## TASK DESCRIPTION
From the entries below, gather each line containing the word "causa".

## EXERCISE DATA
_ _ _ _ _

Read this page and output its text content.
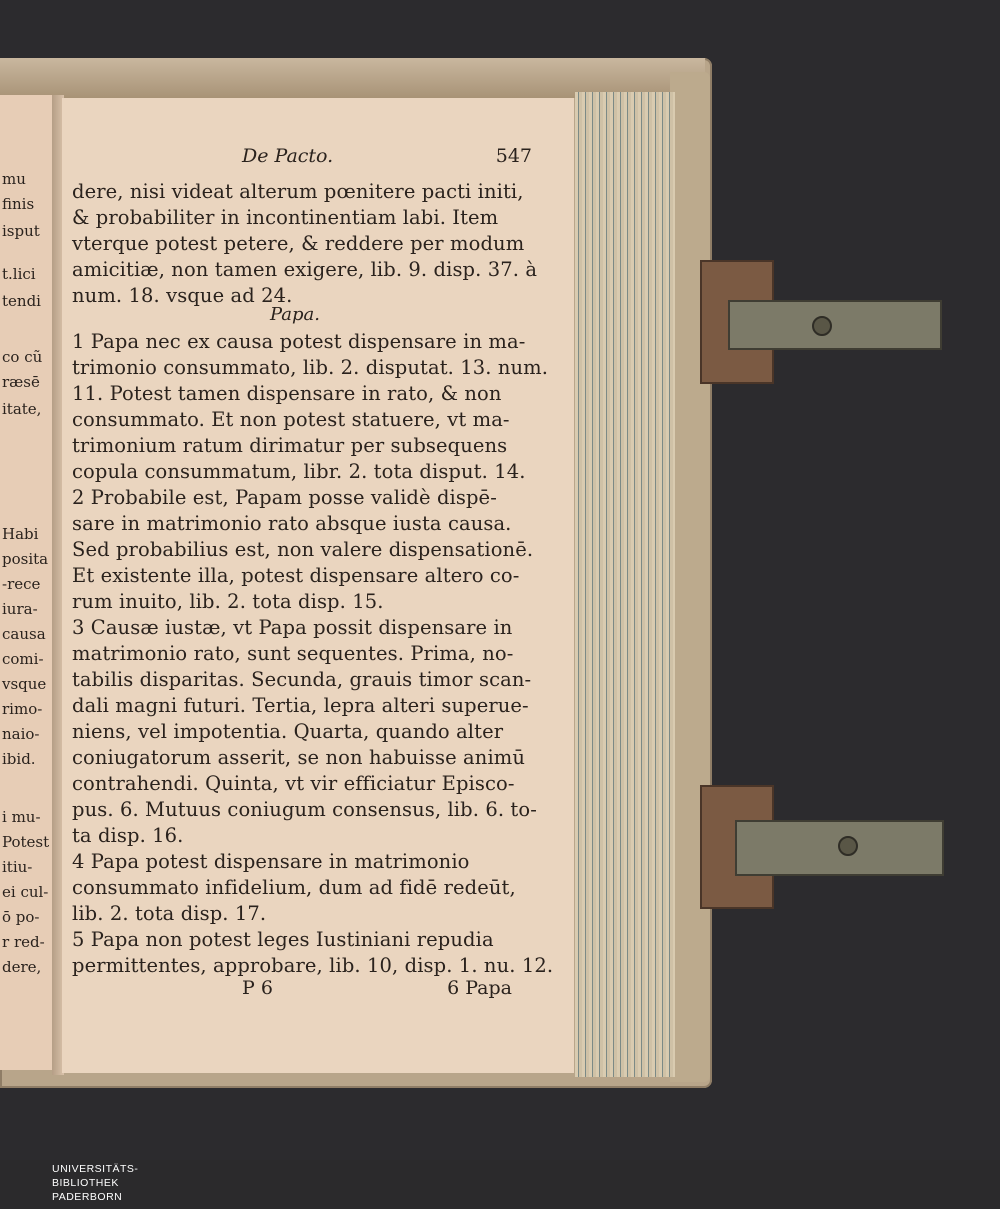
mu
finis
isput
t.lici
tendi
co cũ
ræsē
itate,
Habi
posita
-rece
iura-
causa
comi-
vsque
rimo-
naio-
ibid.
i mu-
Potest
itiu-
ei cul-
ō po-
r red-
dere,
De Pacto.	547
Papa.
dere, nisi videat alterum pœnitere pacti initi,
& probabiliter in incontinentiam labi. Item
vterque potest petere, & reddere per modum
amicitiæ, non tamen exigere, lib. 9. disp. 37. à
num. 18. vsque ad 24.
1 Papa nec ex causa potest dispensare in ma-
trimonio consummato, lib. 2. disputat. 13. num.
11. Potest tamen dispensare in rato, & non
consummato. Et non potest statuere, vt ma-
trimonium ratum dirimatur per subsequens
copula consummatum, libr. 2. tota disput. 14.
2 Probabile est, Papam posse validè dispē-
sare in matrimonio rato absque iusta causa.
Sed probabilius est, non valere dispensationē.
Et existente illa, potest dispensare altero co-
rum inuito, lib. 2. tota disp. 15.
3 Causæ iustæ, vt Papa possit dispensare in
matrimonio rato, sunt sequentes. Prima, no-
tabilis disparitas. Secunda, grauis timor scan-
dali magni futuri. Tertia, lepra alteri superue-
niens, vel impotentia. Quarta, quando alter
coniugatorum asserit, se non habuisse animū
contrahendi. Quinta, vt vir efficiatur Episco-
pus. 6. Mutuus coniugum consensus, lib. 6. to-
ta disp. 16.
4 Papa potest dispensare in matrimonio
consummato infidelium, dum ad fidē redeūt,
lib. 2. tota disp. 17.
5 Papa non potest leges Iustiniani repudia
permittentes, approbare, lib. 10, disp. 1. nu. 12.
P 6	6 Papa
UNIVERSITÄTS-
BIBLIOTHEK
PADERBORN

_ _ _ _ _

## WRITTEN SOLUTION
causa
1 Papa nec ex causa potest dispensare in ma-
sare in matrimonio rato absque iusta causa.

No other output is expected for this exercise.